## Exercise directions
Retype the full set of records. Keep every character identical.

## Information provided
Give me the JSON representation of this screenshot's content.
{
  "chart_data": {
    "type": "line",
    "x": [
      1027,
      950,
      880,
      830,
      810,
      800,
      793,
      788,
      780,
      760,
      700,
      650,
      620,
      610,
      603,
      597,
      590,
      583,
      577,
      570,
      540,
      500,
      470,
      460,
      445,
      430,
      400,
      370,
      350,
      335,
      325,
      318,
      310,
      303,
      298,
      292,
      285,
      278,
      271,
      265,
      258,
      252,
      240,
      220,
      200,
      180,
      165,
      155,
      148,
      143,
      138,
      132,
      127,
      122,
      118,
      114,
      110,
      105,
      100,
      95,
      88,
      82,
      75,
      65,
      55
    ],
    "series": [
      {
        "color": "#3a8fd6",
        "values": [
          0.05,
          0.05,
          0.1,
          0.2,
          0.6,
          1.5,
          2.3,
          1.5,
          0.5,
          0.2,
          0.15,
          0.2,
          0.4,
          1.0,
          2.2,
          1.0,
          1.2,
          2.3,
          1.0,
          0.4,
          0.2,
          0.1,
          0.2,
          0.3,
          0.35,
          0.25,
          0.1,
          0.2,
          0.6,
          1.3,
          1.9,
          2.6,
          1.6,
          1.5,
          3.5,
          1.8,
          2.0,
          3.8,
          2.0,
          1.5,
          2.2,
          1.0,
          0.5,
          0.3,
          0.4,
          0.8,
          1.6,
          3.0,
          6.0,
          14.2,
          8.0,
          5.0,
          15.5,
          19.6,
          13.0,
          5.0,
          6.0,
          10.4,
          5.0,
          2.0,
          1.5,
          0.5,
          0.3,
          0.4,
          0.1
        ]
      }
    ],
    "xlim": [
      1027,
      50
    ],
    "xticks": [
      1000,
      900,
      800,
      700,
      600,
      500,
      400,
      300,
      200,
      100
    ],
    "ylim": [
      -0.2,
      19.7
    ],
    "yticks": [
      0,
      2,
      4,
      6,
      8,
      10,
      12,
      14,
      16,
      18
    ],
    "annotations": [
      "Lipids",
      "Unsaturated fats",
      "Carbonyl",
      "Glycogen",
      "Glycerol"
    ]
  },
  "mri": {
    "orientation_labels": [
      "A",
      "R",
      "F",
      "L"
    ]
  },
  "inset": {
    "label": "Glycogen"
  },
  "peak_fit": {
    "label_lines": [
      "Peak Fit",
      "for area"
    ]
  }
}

## Exercise answer
Give me the JSON representation of this screenshot's content.
{
  "chart_data": {
    "type": "line",
    "x": [
      1027,
      950,
      880,
      830,
      810,
      800,
      793,
      788,
      780,
      760,
      700,
      650,
      620,
      610,
      603,
      597,
      590,
      583,
      577,
      570,
      540,
      500,
      470,
      460,
      445,
      430,
      400,
      370,
      350,
      335,
      325,
      318,
      310,
      303,
      298,
      292,
      285,
      278,
      271,
      265,
      258,
      252,
      240,
      220,
      200,
      180,
      165,
      155,
      148,
      143,
      138,
      132,
      127,
      122,
      118,
      114,
      110,
      105,
      100,
      95,
      88,
      82,
      75,
      65,
      55
    ],
    "series": [
      {
        "color": "#3a8fd6",
        "values": [
          0.05,
          0.05,
          0.1,
          0.2,
          0.6,
          1.5,
          2.3,
          1.5,
          0.5,
          0.2,
          0.15,
          0.2,
          0.4,
          1.0,
          2.2,
          1.0,
          1.2,
          2.3,
          1.0,
          0.4,
          0.2,
          0.1,
          0.2,
          0.3,
          0.35,
          0.25,
          0.1,
          0.2,
          0.6,
          1.3,
          1.9,
          2.6,
          1.6,
          1.5,
          3.5,
          1.8,
          2.0,
          3.8,
          2.0,
          1.5,
          2.2,
          1.0,
          0.5,
          0.3,
          0.4,
          0.8,
          1.6,
          3.0,
          6.0,
          14.2,
          8.0,
          5.0,
          15.5,
          19.6,
          13.0,
          5.0,
          6.0,
          10.4,
          5.0,
          2.0,
          1.5,
          0.5,
          0.3,
          0.4,
          0.1
        ]
      }
    ],
    "xlim": [
      1027,
      50
    ],
    "xticks": [
      1000,
      900,
      800,
      700,
      600,
      500,
      400,
      300,
      200,
      100
    ],
    "ylim": [
      -0.2,
      19.7
    ],
    "yticks": [
      0,
      2,
      4,
      6,
      8,
      10,
      12,
      14,
      16,
      18
    ],
    "annotations": [
      "Lipids",
      "Unsaturated fats",
      "Carbonyl",
      "Glycogen",
      "Glycerol"
    ]
  },
  "mri": {
    "orientation_labels": [
      "A",
      "R",
      "F",
      "L"
    ]
  },
  "inset": {
    "label": "Glycogen"
  },
  "peak_fit": {
    "label_lines": [
      "Peak Fit",
      "for area"
    ]
  }
}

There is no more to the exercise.